# [Exercise brief]
Print the whole listing exactly.

- - -

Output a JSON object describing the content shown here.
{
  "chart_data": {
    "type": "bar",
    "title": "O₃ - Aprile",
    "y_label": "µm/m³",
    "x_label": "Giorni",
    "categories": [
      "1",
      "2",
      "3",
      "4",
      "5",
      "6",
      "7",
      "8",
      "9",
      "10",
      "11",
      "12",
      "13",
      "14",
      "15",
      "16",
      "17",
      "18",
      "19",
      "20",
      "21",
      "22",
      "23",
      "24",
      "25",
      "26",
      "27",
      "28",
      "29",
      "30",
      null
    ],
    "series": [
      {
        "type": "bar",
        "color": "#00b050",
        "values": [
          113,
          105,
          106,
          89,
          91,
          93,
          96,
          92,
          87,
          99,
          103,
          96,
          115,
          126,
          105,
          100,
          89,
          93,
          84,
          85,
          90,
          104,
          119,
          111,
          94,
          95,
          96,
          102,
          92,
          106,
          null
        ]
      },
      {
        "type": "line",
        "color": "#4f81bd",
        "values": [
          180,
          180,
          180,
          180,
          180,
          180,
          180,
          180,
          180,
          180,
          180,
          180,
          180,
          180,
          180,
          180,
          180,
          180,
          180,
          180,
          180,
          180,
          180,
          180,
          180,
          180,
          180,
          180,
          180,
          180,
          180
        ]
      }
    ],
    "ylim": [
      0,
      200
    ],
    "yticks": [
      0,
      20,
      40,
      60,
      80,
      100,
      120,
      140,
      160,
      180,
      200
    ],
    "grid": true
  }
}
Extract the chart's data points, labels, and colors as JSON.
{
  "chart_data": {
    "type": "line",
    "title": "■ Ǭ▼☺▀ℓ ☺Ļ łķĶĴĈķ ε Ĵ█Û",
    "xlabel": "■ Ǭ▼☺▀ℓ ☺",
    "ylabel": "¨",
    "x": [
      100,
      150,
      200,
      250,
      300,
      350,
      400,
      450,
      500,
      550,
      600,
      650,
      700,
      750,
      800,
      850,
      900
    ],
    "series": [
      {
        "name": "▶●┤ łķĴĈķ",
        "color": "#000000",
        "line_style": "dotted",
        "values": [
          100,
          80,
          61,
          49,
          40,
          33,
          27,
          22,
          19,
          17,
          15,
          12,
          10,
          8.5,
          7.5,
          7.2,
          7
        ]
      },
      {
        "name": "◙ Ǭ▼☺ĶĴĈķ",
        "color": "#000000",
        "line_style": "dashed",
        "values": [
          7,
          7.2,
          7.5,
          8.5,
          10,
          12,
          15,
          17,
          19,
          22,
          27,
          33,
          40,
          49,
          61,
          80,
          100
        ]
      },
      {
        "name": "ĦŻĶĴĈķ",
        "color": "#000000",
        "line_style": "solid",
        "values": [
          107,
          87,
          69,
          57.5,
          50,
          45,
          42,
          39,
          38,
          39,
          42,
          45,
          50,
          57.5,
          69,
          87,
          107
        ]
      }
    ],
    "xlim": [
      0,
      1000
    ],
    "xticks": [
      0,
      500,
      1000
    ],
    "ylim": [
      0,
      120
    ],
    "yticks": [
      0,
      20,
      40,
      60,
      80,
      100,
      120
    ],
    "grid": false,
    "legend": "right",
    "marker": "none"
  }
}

- - -

# [Result for this exercise]
Output a JSON object describing the content shown here.
{
  "chart_data": {
    "type": "bar",
    "title": "O₃ - Aprile",
    "y_label": "µm/m³",
    "x_label": "Giorni",
    "categories": [
      "1",
      "2",
      "3",
      "4",
      "5",
      "6",
      "7",
      "8",
      "9",
      "10",
      "11",
      "12",
      "13",
      "14",
      "15",
      "16",
      "17",
      "18",
      "19",
      "20",
      "21",
      "22",
      "23",
      "24",
      "25",
      "26",
      "27",
      "28",
      "29",
      "30",
      null
    ],
    "series": [
      {
        "type": "bar",
        "color": "#00b050",
        "values": [
          113,
          105,
          106,
          89,
          91,
          93,
          96,
          92,
          87,
          99,
          103,
          96,
          115,
          126,
          105,
          100,
          89,
          93,
          84,
          85,
          90,
          104,
          119,
          111,
          94,
          95,
          96,
          102,
          92,
          106,
          null
        ]
      },
      {
        "type": "line",
        "color": "#4f81bd",
        "values": [
          180,
          180,
          180,
          180,
          180,
          180,
          180,
          180,
          180,
          180,
          180,
          180,
          180,
          180,
          180,
          180,
          180,
          180,
          180,
          180,
          180,
          180,
          180,
          180,
          180,
          180,
          180,
          180,
          180,
          180,
          180
        ]
      }
    ],
    "ylim": [
      0,
      200
    ],
    "yticks": [
      0,
      20,
      40,
      60,
      80,
      100,
      120,
      140,
      160,
      180,
      200
    ],
    "grid": true
  }
}
Extract the chart's data points, labels, and colors as JSON.
{
  "chart_data": {
    "type": "line",
    "title": "■ Ǭ▼☺▀ℓ ☺Ļ łķĶĴĈķ ε Ĵ█Û",
    "xlabel": "■ Ǭ▼☺▀ℓ ☺",
    "ylabel": "¨",
    "x": [
      100,
      150,
      200,
      250,
      300,
      350,
      400,
      450,
      500,
      550,
      600,
      650,
      700,
      750,
      800,
      850,
      900
    ],
    "series": [
      {
        "name": "▶●┤ łķĴĈķ",
        "color": "#000000",
        "line_style": "dotted",
        "values": [
          100,
          80,
          61,
          49,
          40,
          33,
          27,
          22,
          19,
          17,
          15,
          12,
          10,
          8.5,
          7.5,
          7.2,
          7
        ]
      },
      {
        "name": "◙ Ǭ▼☺ĶĴĈķ",
        "color": "#000000",
        "line_style": "dashed",
        "values": [
          7,
          7.2,
          7.5,
          8.5,
          10,
          12,
          15,
          17,
          19,
          22,
          27,
          33,
          40,
          49,
          61,
          80,
          100
        ]
      },
      {
        "name": "ĦŻĶĴĈķ",
        "color": "#000000",
        "line_style": "solid",
        "values": [
          107,
          87,
          69,
          57.5,
          50,
          45,
          42,
          39,
          38,
          39,
          42,
          45,
          50,
          57.5,
          69,
          87,
          107
        ]
      }
    ],
    "xlim": [
      0,
      1000
    ],
    "xticks": [
      0,
      500,
      1000
    ],
    "ylim": [
      0,
      120
    ],
    "yticks": [
      0,
      20,
      40,
      60,
      80,
      100,
      120
    ],
    "grid": false,
    "legend": "right",
    "marker": "none"
  }
}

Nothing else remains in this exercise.